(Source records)
## begin
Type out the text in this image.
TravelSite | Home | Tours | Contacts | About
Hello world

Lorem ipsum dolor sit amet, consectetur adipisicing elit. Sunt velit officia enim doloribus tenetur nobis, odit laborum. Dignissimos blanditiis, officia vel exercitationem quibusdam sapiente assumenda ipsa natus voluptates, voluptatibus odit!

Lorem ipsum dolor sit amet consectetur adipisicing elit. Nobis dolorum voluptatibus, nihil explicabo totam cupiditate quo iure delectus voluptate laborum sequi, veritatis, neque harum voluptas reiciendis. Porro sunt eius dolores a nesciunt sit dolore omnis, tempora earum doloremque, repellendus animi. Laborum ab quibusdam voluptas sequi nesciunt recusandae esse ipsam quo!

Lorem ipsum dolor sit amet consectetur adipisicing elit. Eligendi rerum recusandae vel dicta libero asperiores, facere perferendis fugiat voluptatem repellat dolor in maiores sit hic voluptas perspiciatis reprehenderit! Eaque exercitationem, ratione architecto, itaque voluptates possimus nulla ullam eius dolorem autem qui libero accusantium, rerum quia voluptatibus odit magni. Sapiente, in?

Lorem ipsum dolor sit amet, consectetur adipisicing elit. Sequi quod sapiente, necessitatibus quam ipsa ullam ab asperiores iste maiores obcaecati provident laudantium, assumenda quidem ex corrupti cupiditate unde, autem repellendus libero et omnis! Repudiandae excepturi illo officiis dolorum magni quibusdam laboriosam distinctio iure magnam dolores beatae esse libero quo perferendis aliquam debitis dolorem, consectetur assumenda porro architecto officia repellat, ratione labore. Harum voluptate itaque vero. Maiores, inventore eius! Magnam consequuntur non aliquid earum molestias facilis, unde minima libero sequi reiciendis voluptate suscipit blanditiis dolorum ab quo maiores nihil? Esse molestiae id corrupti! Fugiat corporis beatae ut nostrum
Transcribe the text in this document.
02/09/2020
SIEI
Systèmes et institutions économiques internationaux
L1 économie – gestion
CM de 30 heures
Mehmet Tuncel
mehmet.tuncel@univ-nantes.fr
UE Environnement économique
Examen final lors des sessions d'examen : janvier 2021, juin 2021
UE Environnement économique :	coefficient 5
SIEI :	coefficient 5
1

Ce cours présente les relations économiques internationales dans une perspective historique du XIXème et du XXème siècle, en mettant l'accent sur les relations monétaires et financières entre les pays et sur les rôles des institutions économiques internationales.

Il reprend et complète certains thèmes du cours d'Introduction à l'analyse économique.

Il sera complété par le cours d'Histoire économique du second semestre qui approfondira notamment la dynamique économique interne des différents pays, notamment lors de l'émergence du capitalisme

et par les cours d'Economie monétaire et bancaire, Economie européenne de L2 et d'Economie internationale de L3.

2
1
## end
Directive: Please quote the records above exactly, without skipping a line.

Final result:
Type out the text in this image.
TravelSite | Home | Tours | Contacts | About
Hello world

Lorem ipsum dolor sit amet, consectetur adipisicing elit. Sunt velit officia enim doloribus tenetur nobis, odit laborum. Dignissimos blanditiis, officia vel exercitationem quibusdam sapiente assumenda ipsa natus voluptates, voluptatibus odit!

Lorem ipsum dolor sit amet consectetur adipisicing elit. Nobis dolorum voluptatibus, nihil explicabo totam cupiditate quo iure delectus voluptate laborum sequi, veritatis, neque harum voluptas reiciendis. Porro sunt eius dolores a nesciunt sit dolore omnis, tempora earum doloremque, repellendus animi. Laborum ab quibusdam voluptas sequi nesciunt recusandae esse ipsam quo!

Lorem ipsum dolor sit amet consectetur adipisicing elit. Eligendi rerum recusandae vel dicta libero asperiores, facere perferendis fugiat voluptatem repellat dolor in maiores sit hic voluptas perspiciatis reprehenderit! Eaque exercitationem, ratione architecto, itaque voluptates possimus nulla ullam eius dolorem autem qui libero accusantium, rerum quia voluptatibus odit magni. Sapiente, in?

Lorem ipsum dolor sit amet, consectetur adipisicing elit. Sequi quod sapiente, necessitatibus quam ipsa ullam ab asperiores iste maiores obcaecati provident laudantium, assumenda quidem ex corrupti cupiditate unde, autem repellendus libero et omnis! Repudiandae excepturi illo officiis dolorum magni quibusdam laboriosam distinctio iure magnam dolores beatae esse libero quo perferendis aliquam debitis dolorem, consectetur assumenda porro architecto officia repellat, ratione labore. Harum voluptate itaque vero. Maiores, inventore eius! Magnam consequuntur non aliquid earum molestias facilis, unde minima libero sequi reiciendis voluptate suscipit blanditiis dolorum ab quo maiores nihil? Esse molestiae id corrupti! Fugiat corporis beatae ut nostrum
Transcribe the text in this document.
02/09/2020
SIEI
Systèmes et institutions économiques internationaux
L1 économie – gestion
CM de 30 heures
Mehmet Tuncel
mehmet.tuncel@univ-nantes.fr
UE Environnement économique
Examen final lors des sessions d'examen : janvier 2021, juin 2021
UE Environnement économique :	coefficient 5
SIEI :	coefficient 5
1

Ce cours présente les relations économiques internationales dans une perspective historique du XIXème et du XXème siècle, en mettant l'accent sur les relations monétaires et financières entre les pays et sur les rôles des institutions économiques internationales.

Il reprend et complète certains thèmes du cours d'Introduction à l'analyse économique.

Il sera complété par le cours d'Histoire économique du second semestre qui approfondira notamment la dynamique économique interne des différents pays, notamment lors de l'émergence du capitalisme

et par les cours d'Economie monétaire et bancaire, Economie européenne de L2 et d'Economie internationale de L3.

2
1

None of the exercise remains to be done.